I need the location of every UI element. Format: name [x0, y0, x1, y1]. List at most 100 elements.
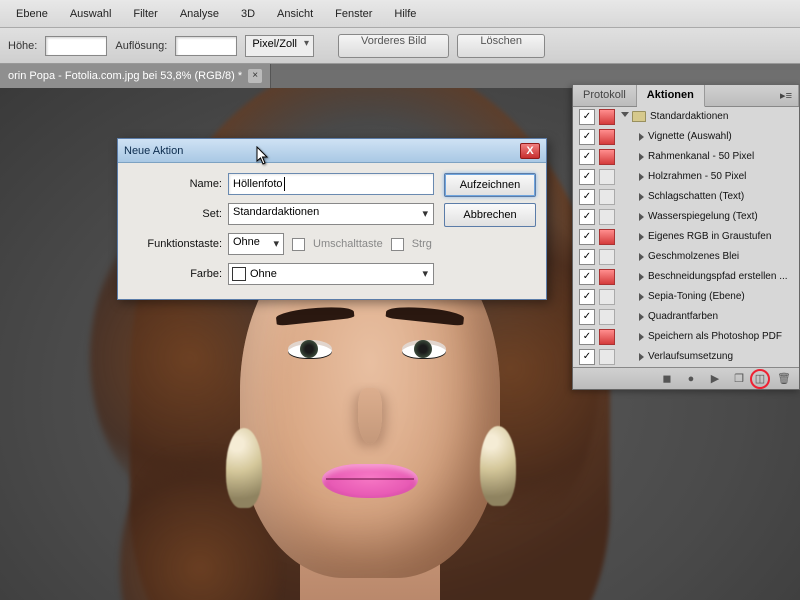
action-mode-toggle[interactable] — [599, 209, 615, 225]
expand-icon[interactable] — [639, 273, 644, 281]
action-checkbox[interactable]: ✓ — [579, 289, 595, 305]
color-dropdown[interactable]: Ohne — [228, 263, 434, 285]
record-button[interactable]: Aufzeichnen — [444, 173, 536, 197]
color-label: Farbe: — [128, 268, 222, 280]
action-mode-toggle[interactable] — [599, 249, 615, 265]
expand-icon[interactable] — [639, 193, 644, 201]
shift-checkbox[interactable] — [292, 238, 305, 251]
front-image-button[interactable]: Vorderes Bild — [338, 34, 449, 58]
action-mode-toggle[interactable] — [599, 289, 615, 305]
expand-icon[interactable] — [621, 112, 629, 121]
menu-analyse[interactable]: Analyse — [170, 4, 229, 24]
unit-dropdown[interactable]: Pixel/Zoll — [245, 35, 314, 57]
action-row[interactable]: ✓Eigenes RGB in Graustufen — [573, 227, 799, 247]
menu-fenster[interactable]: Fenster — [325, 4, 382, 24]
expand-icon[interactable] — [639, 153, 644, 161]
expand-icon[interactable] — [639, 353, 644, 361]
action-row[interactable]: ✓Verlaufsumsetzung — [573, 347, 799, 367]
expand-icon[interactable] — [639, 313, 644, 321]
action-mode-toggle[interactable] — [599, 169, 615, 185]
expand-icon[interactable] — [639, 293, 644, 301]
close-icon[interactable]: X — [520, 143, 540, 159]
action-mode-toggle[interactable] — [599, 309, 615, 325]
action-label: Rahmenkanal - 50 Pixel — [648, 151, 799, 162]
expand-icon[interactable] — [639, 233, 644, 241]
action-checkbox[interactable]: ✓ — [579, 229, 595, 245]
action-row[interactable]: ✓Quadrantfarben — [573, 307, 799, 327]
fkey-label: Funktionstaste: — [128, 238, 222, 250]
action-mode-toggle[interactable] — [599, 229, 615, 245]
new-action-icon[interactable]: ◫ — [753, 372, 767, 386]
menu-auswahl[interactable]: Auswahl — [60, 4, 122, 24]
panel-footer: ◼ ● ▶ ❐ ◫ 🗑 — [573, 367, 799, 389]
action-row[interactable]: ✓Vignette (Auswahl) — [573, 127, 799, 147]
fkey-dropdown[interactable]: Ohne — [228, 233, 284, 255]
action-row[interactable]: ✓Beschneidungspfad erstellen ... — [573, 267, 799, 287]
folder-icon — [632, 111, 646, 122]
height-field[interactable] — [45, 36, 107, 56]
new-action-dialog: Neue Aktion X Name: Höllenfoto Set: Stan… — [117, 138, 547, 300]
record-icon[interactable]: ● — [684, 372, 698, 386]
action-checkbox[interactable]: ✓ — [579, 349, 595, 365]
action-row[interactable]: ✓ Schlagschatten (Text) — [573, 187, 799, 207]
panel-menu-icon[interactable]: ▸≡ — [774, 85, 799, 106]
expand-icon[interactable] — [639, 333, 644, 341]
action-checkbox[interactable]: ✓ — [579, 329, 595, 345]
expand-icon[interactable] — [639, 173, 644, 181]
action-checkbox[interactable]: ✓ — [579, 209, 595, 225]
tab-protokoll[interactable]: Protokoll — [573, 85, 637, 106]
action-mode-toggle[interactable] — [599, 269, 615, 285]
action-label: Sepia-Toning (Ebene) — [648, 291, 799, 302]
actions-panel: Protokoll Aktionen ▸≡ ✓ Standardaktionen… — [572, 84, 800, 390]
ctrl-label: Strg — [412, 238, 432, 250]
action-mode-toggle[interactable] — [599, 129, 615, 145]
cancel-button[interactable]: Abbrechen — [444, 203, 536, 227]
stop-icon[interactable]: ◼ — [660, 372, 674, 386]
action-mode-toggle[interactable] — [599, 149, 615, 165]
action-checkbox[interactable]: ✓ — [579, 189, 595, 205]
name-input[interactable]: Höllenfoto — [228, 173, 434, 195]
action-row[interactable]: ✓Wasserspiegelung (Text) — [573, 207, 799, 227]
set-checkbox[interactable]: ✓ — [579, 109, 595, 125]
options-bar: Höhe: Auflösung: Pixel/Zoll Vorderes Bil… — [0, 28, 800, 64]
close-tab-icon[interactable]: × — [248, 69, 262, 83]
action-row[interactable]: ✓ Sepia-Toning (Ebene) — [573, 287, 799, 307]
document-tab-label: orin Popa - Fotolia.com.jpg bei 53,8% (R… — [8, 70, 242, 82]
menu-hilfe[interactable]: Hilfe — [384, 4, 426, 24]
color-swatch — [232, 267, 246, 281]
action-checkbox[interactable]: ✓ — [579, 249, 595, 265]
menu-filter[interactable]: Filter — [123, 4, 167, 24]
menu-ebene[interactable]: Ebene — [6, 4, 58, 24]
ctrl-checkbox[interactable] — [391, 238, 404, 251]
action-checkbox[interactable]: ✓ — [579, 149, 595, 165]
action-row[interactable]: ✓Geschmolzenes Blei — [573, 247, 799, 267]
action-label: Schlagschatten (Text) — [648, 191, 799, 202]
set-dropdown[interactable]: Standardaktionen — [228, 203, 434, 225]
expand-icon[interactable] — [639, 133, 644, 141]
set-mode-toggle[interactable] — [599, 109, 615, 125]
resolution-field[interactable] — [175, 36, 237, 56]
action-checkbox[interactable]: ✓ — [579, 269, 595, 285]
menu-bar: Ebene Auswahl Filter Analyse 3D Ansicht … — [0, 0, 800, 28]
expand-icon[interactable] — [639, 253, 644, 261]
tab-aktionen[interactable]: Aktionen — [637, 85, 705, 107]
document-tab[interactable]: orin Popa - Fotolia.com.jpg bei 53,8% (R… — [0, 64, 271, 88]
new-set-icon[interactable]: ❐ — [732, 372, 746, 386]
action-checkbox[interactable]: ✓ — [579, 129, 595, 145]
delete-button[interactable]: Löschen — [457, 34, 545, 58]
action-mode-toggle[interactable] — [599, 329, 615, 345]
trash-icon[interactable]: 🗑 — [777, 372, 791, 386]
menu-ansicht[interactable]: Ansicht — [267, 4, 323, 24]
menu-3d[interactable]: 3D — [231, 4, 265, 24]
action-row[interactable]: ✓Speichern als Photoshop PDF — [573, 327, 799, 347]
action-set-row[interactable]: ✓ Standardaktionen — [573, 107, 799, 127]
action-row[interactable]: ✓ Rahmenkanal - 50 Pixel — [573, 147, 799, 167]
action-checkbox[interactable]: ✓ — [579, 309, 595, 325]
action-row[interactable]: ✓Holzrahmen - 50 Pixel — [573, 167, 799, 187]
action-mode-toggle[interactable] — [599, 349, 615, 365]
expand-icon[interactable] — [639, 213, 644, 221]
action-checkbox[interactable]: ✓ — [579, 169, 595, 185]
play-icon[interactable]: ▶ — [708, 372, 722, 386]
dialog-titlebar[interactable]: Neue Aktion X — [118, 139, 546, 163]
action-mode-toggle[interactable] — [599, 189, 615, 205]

* * * * *

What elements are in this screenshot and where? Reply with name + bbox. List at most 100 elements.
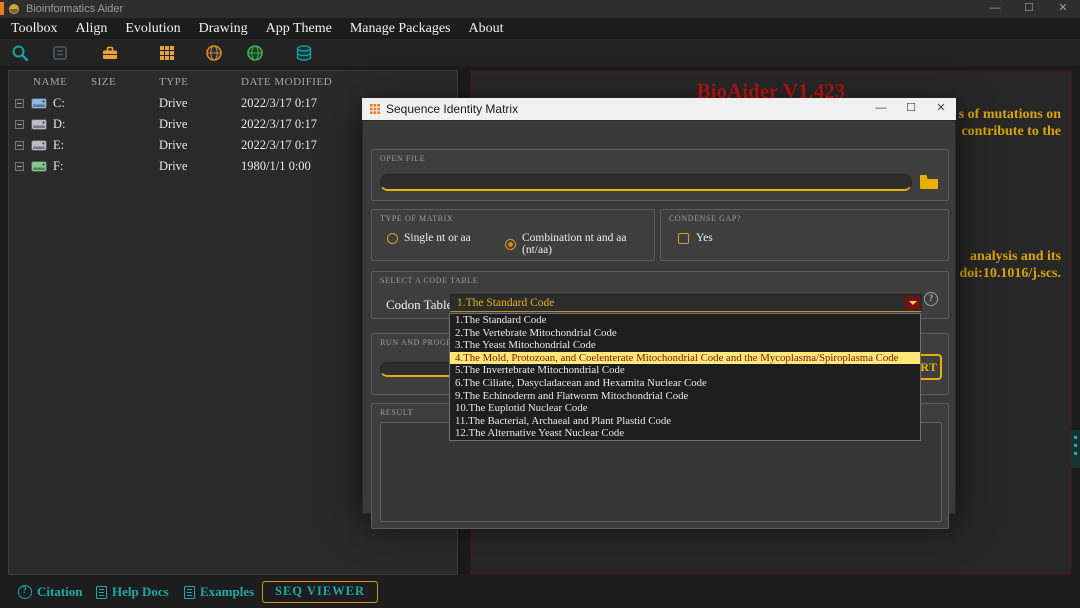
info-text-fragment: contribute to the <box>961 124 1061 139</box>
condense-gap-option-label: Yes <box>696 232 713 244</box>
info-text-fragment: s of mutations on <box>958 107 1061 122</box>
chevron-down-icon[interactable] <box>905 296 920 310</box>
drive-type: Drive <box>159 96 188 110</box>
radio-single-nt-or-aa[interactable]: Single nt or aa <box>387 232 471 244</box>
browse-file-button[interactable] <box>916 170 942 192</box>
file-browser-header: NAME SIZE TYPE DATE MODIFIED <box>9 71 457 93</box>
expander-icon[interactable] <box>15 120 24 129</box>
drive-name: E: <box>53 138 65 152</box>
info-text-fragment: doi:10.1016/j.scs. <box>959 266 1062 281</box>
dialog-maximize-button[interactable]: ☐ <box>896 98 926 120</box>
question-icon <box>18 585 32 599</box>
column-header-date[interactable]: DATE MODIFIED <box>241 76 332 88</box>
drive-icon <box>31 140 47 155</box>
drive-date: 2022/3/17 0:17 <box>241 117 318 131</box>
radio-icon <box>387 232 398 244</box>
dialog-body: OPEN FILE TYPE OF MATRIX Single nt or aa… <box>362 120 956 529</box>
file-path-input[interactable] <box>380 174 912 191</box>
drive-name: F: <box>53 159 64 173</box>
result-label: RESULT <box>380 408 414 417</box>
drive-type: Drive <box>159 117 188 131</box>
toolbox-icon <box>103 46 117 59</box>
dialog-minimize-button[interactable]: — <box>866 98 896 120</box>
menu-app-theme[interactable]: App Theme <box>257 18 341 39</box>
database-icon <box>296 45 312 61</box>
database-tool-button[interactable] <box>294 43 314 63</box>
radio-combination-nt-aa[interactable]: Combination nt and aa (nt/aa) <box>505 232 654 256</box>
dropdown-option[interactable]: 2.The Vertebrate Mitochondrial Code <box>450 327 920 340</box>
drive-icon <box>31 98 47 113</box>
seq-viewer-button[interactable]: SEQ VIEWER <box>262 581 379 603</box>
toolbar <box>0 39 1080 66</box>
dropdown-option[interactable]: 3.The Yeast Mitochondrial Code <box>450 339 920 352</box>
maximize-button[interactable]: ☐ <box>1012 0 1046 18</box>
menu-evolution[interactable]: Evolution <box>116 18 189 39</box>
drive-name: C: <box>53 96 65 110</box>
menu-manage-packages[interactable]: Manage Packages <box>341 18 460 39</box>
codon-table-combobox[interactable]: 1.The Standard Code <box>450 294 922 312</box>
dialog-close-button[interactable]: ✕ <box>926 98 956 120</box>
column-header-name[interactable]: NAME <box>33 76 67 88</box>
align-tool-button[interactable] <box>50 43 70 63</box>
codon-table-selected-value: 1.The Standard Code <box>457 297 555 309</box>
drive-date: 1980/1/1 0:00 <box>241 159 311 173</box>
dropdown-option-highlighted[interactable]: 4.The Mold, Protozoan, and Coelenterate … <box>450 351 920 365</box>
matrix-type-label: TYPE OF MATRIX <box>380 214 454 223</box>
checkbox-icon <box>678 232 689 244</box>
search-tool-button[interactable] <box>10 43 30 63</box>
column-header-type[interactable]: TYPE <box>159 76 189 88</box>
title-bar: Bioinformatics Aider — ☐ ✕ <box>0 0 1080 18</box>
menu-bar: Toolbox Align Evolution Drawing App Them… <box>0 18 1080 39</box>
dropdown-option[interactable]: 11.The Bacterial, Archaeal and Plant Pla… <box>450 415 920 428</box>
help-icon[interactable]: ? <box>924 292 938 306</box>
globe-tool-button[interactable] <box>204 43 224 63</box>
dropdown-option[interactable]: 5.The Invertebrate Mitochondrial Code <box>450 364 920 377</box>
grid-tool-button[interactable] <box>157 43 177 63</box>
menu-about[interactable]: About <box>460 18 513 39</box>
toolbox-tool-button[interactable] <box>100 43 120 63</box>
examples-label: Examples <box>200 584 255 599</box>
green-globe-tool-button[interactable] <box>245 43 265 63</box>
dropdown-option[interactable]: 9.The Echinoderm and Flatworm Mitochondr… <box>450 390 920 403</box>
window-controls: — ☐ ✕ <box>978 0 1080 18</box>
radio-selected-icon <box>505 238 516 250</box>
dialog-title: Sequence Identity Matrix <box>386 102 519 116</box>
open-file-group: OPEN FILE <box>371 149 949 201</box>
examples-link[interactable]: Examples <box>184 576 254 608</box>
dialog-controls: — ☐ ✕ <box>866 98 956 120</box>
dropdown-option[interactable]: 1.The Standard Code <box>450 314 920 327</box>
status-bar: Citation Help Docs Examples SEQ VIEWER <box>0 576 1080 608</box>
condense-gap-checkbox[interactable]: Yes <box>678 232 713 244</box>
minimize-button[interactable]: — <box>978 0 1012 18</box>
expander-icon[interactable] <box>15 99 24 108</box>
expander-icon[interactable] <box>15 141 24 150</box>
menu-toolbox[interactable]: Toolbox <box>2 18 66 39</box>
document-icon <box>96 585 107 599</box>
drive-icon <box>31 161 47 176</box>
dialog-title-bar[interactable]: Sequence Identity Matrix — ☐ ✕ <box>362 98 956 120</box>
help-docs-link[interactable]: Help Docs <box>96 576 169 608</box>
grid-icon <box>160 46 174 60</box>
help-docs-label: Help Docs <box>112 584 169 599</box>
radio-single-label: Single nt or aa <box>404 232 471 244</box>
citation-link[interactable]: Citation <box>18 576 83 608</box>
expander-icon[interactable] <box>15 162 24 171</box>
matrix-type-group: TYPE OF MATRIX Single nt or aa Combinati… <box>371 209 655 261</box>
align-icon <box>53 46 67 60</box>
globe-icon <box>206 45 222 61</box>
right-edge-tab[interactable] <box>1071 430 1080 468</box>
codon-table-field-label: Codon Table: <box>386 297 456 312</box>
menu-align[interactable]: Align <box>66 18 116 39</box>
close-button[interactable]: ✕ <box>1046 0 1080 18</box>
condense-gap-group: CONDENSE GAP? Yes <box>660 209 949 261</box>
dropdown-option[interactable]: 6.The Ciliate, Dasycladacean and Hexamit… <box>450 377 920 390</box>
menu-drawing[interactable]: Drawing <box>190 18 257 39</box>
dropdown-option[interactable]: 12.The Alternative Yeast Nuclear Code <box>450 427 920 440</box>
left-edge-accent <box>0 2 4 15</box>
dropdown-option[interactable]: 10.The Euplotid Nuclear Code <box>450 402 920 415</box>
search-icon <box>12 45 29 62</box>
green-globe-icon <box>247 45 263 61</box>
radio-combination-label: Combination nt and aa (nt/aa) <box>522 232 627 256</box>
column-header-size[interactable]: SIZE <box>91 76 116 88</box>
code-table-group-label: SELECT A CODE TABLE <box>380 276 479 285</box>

* * * * *

__Description of the task__. Each line above that has the word "Fotolia" must be copied.

__Problem solution__.
document-tab-label: orin Popa - Fotolia.com.jpg bei 53,8% (R… — [8, 70, 242, 82]
document-tab[interactable]: orin Popa - Fotolia.com.jpg bei 53,8% (R… — [0, 64, 271, 88]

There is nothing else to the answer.